-- Start --

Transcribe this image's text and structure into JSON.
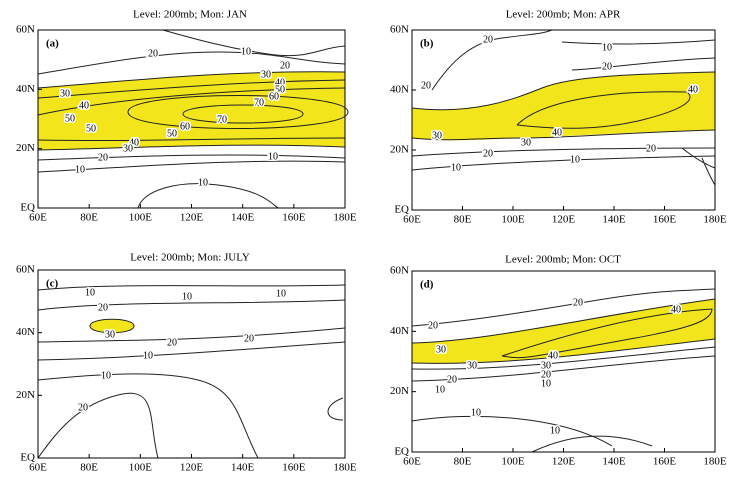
{
  "x_tick_labels": [
    "60E",
    "80E",
    "100E",
    "120E",
    "140E",
    "160E",
    "180E"
  ],
  "y_tick_labels": [
    "EQ",
    "20N",
    "40N",
    "60N"
  ],
  "panels": [
    {
      "title": "Level: 200mb; Mon: JAN",
      "label": "(a)",
      "contour_labels": [
        20,
        10,
        20,
        30,
        40,
        50,
        60,
        70,
        70,
        60,
        50,
        40,
        30,
        20,
        10,
        30,
        40,
        50,
        50,
        10,
        10
      ]
    },
    {
      "title": "Level: 200mb; Mon: APR",
      "label": "(b)",
      "contour_labels": [
        20,
        10,
        20,
        20,
        40,
        40,
        30,
        30,
        20,
        20,
        10,
        10
      ]
    },
    {
      "title": "Level: 200mb; Mon: JULY",
      "label": "(c)",
      "contour_labels": [
        10,
        10,
        10,
        20,
        30,
        20,
        20,
        10,
        10,
        20
      ]
    },
    {
      "title": "Level: 200mb; Mon: OCT",
      "label": "(d)",
      "contour_labels": [
        20,
        40,
        20,
        30,
        40,
        30,
        30,
        20,
        10,
        20,
        10,
        10,
        10
      ]
    }
  ]
}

-- End --

Task description: Each line with the string "title" in it needs to be found and copied.

Answer to the problem:
      "title": "Level: 200mb; Mon: JAN",
      "title": "Level: 200mb; Mon: APR",
      "title": "Level: 200mb; Mon: JULY",
      "title": "Level: 200mb; Mon: OCT",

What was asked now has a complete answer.